#### REQUEST
From the listing below, pull out every line where the string "heading" appears.

»»

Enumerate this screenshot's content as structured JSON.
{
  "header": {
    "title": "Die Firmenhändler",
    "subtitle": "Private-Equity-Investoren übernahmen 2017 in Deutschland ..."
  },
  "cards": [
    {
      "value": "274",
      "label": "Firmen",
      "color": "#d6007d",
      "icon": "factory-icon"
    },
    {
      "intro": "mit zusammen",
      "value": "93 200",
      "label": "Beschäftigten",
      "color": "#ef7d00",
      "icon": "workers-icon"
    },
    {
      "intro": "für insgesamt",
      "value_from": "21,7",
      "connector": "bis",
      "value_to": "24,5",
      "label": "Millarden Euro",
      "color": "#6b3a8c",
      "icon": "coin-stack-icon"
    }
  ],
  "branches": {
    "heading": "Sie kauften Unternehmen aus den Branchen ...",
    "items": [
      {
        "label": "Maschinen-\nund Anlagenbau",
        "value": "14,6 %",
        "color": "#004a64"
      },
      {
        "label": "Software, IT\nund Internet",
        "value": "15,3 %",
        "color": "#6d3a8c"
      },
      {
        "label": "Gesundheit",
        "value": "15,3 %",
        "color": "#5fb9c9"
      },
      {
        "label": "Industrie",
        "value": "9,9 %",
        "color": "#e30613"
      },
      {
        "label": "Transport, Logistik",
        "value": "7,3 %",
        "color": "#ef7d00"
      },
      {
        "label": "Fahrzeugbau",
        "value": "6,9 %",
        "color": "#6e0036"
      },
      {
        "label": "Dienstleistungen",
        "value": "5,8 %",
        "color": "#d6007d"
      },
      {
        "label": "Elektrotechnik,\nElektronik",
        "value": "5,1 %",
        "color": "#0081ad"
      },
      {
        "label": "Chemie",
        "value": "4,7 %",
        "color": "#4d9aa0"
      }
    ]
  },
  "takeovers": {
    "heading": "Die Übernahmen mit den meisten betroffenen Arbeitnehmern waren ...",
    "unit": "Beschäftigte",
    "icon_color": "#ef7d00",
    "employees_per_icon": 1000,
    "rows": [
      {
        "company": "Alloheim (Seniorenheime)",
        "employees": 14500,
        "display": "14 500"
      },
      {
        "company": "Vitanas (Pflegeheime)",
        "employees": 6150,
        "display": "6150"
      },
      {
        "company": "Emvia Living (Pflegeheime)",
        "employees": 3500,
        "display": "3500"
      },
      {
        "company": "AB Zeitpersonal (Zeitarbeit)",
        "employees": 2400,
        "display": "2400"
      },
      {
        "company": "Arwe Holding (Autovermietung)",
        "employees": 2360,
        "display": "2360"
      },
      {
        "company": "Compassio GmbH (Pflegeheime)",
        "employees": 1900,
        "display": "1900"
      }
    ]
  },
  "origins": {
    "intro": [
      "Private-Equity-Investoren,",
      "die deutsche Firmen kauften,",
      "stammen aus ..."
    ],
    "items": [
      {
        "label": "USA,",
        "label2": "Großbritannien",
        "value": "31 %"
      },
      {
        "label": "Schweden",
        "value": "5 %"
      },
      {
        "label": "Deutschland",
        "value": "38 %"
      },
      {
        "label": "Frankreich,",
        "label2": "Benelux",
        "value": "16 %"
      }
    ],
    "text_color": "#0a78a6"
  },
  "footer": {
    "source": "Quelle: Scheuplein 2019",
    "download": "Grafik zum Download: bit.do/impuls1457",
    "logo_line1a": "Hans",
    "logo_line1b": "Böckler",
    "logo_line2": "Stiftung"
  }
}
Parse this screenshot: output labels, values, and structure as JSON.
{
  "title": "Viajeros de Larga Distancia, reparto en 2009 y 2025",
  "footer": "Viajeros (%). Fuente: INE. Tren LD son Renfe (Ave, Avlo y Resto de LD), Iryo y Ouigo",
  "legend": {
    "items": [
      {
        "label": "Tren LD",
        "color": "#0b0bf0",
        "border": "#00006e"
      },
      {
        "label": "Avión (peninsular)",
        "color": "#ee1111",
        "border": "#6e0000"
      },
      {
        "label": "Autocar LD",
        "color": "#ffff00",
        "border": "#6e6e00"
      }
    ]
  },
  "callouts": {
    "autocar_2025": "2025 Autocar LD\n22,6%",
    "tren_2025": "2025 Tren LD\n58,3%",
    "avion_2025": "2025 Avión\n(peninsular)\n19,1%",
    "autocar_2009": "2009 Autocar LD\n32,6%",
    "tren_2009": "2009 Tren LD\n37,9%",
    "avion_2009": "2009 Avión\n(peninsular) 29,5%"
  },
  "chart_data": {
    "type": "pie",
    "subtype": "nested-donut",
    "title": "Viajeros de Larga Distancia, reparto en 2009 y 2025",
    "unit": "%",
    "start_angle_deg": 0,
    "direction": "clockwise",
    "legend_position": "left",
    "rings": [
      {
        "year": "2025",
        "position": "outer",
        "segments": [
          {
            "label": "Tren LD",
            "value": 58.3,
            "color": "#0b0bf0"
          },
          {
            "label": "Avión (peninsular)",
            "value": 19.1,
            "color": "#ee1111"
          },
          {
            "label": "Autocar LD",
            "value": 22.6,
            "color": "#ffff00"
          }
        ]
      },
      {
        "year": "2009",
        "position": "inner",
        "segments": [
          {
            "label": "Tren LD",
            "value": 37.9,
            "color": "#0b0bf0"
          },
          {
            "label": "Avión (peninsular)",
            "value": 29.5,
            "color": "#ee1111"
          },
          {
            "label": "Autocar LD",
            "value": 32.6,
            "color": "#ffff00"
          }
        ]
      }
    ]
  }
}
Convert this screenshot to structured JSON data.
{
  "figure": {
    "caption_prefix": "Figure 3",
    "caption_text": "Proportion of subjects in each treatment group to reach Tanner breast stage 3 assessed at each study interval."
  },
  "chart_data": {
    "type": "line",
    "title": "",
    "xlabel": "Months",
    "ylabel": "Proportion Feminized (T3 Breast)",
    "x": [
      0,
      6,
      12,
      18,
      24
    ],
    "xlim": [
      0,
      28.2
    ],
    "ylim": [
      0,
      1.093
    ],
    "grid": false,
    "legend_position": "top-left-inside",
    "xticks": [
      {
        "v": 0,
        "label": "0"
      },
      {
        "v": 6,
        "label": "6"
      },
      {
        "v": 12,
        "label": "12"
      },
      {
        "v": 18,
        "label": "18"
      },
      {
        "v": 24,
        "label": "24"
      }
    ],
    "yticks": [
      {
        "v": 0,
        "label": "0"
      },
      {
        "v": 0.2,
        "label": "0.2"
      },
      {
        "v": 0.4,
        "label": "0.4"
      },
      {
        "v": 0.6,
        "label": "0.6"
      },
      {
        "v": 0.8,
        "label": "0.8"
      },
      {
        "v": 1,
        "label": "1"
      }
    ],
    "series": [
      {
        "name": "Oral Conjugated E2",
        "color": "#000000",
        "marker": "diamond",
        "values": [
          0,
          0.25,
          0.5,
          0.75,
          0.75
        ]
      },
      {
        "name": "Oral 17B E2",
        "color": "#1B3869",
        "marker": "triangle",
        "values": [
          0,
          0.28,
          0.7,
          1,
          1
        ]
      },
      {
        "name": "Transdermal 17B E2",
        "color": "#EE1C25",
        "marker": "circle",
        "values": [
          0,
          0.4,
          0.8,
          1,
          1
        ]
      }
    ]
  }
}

««

#### RESULT BELOW
    "heading": "Sie kauften Unternehmen aus den Branchen ...",
    "heading": "Die Übernahmen mit den meisten betroffenen Arbeitnehmern waren ...",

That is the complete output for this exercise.